- _Work required_
Return all of the data exactly, with nothing left out but the pictures.

[Begin]

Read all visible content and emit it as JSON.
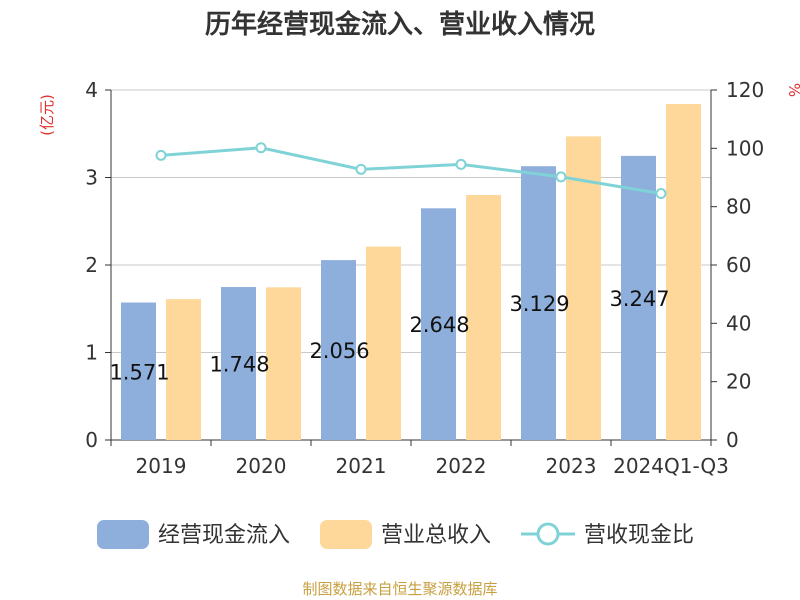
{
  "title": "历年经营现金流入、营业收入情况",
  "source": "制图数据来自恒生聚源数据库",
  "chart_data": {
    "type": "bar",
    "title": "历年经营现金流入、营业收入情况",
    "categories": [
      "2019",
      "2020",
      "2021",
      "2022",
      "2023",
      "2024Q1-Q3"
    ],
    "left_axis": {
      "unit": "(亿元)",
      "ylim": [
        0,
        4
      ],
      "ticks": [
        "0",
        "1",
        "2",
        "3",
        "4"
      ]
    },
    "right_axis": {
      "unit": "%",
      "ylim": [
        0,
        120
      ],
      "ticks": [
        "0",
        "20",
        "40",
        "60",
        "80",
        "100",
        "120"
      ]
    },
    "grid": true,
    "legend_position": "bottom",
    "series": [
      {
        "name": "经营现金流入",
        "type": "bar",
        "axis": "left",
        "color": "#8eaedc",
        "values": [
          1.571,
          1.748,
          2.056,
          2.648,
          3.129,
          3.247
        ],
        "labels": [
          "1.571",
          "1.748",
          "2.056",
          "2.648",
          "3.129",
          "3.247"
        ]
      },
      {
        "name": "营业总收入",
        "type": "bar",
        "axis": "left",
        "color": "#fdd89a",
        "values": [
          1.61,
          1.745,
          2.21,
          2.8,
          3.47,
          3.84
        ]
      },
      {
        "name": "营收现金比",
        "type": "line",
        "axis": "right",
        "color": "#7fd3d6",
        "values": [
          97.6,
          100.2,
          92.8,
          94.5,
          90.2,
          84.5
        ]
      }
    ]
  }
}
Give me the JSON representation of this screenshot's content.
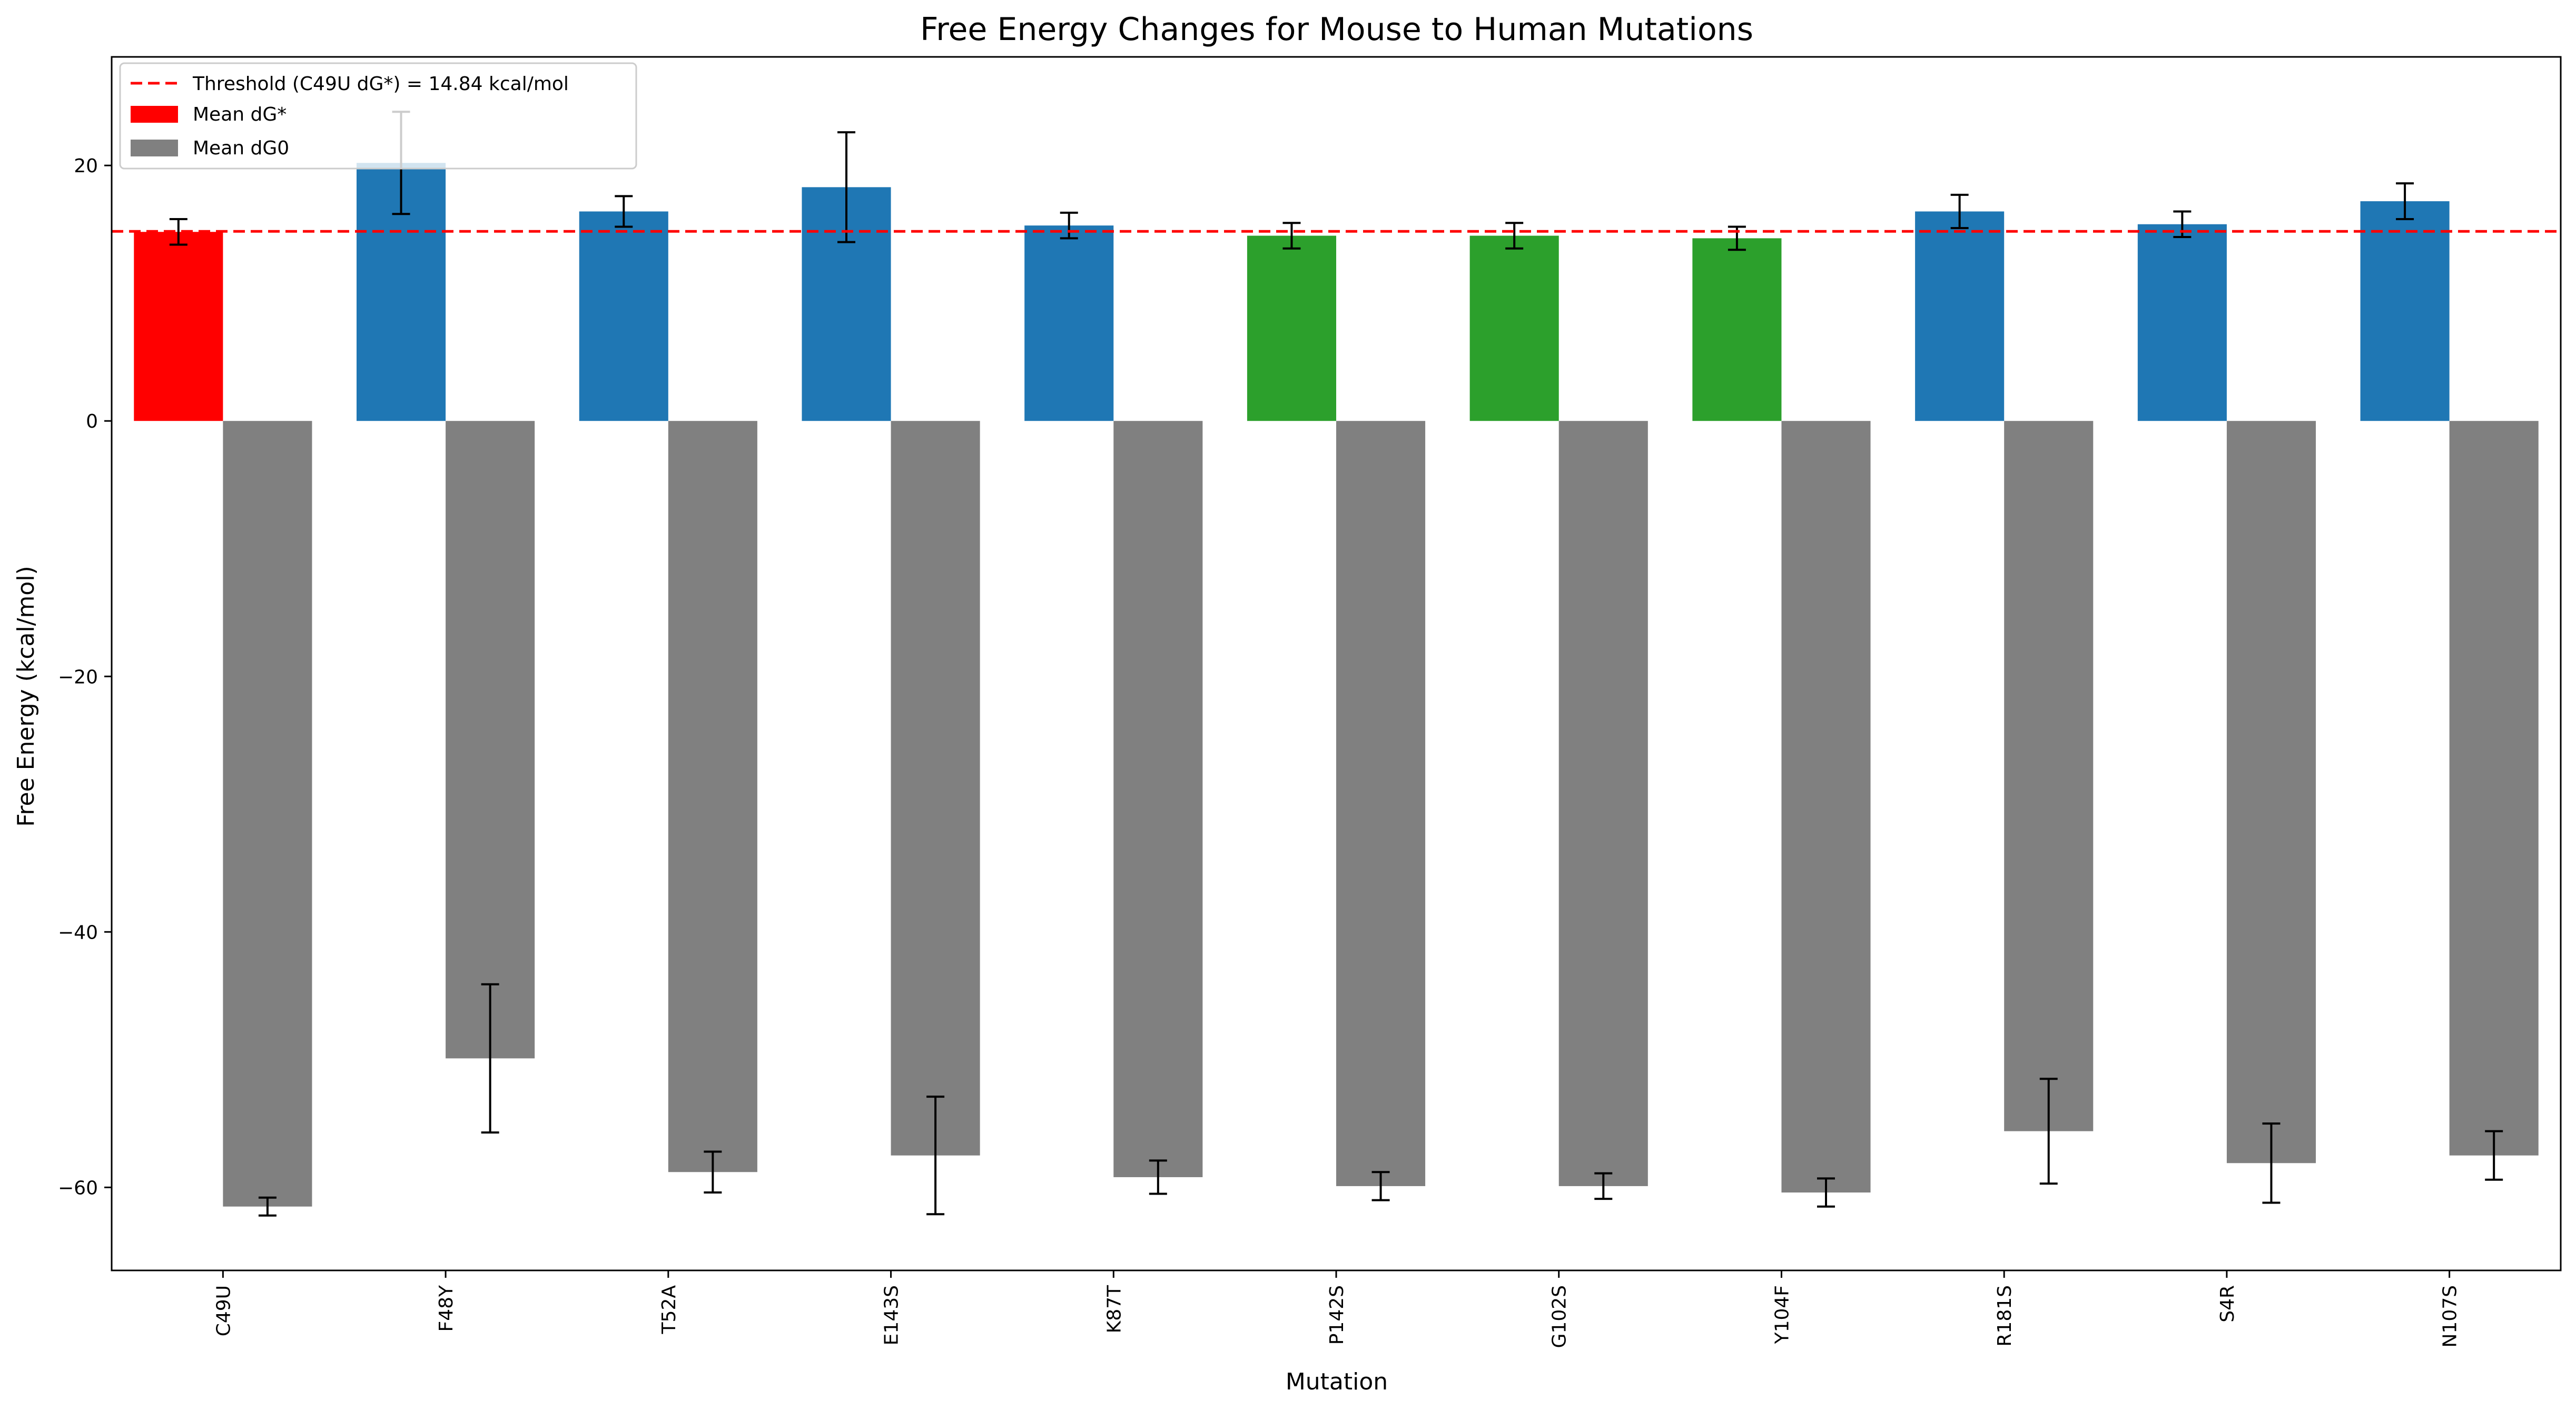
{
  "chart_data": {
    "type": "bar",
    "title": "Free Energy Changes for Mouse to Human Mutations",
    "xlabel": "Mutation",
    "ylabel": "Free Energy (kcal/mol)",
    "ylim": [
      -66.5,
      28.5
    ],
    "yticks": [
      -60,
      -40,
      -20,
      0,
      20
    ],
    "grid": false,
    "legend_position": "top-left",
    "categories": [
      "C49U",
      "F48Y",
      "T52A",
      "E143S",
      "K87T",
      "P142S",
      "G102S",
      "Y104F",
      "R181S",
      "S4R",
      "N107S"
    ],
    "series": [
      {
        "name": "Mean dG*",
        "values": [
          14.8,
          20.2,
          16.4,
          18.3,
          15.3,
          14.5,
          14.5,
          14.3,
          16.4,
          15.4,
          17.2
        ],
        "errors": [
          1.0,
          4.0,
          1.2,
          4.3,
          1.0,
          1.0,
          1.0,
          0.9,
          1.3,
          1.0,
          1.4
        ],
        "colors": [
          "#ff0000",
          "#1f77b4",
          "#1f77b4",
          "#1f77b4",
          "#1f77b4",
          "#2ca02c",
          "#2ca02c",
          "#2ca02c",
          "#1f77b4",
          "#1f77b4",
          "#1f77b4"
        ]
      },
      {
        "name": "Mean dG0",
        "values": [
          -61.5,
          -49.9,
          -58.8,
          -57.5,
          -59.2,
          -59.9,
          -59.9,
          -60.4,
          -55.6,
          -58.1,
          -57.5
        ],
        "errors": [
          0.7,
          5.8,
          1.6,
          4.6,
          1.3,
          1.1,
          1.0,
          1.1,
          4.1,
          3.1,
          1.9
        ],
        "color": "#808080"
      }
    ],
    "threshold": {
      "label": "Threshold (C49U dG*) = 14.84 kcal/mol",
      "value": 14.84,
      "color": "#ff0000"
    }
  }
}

[End]

- _Output for this task_
Read all visible content and emit it as JSON.
{
  "title": "历年经营现金流入、营业收入情况",
  "source": "制图数据来自恒生聚源数据库",
  "chart_data": {
    "type": "bar",
    "title": "历年经营现金流入、营业收入情况",
    "categories": [
      "2019",
      "2020",
      "2021",
      "2022",
      "2023",
      "2024Q1-Q3"
    ],
    "left_axis": {
      "unit": "(亿元)",
      "ylim": [
        0,
        4
      ],
      "ticks": [
        "0",
        "1",
        "2",
        "3",
        "4"
      ]
    },
    "right_axis": {
      "unit": "%",
      "ylim": [
        0,
        120
      ],
      "ticks": [
        "0",
        "20",
        "40",
        "60",
        "80",
        "100",
        "120"
      ]
    },
    "grid": true,
    "legend_position": "bottom",
    "series": [
      {
        "name": "经营现金流入",
        "type": "bar",
        "axis": "left",
        "color": "#8eaedc",
        "values": [
          1.571,
          1.748,
          2.056,
          2.648,
          3.129,
          3.247
        ],
        "labels": [
          "1.571",
          "1.748",
          "2.056",
          "2.648",
          "3.129",
          "3.247"
        ]
      },
      {
        "name": "营业总收入",
        "type": "bar",
        "axis": "left",
        "color": "#fdd89a",
        "values": [
          1.61,
          1.745,
          2.21,
          2.8,
          3.47,
          3.84
        ]
      },
      {
        "name": "营收现金比",
        "type": "line",
        "axis": "right",
        "color": "#7fd3d6",
        "values": [
          97.6,
          100.2,
          92.8,
          94.5,
          90.2,
          84.5
        ]
      }
    ]
  }
}
Give me the JSON representation of this screenshot's content.
{
  "chart_data": {
    "type": "bar",
    "title": "Free Energy Changes for Mouse to Human Mutations",
    "xlabel": "Mutation",
    "ylabel": "Free Energy (kcal/mol)",
    "ylim": [
      -66.5,
      28.5
    ],
    "yticks": [
      -60,
      -40,
      -20,
      0,
      20
    ],
    "grid": false,
    "legend_position": "top-left",
    "categories": [
      "C49U",
      "F48Y",
      "T52A",
      "E143S",
      "K87T",
      "P142S",
      "G102S",
      "Y104F",
      "R181S",
      "S4R",
      "N107S"
    ],
    "series": [
      {
        "name": "Mean dG*",
        "values": [
          14.8,
          20.2,
          16.4,
          18.3,
          15.3,
          14.5,
          14.5,
          14.3,
          16.4,
          15.4,
          17.2
        ],
        "errors": [
          1.0,
          4.0,
          1.2,
          4.3,
          1.0,
          1.0,
          1.0,
          0.9,
          1.3,
          1.0,
          1.4
        ],
        "colors": [
          "#ff0000",
          "#1f77b4",
          "#1f77b4",
          "#1f77b4",
          "#1f77b4",
          "#2ca02c",
          "#2ca02c",
          "#2ca02c",
          "#1f77b4",
          "#1f77b4",
          "#1f77b4"
        ]
      },
      {
        "name": "Mean dG0",
        "values": [
          -61.5,
          -49.9,
          -58.8,
          -57.5,
          -59.2,
          -59.9,
          -59.9,
          -60.4,
          -55.6,
          -58.1,
          -57.5
        ],
        "errors": [
          0.7,
          5.8,
          1.6,
          4.6,
          1.3,
          1.1,
          1.0,
          1.1,
          4.1,
          3.1,
          1.9
        ],
        "color": "#808080"
      }
    ],
    "threshold": {
      "label": "Threshold (C49U dG*) = 14.84 kcal/mol",
      "value": 14.84,
      "color": "#ff0000"
    }
  }
}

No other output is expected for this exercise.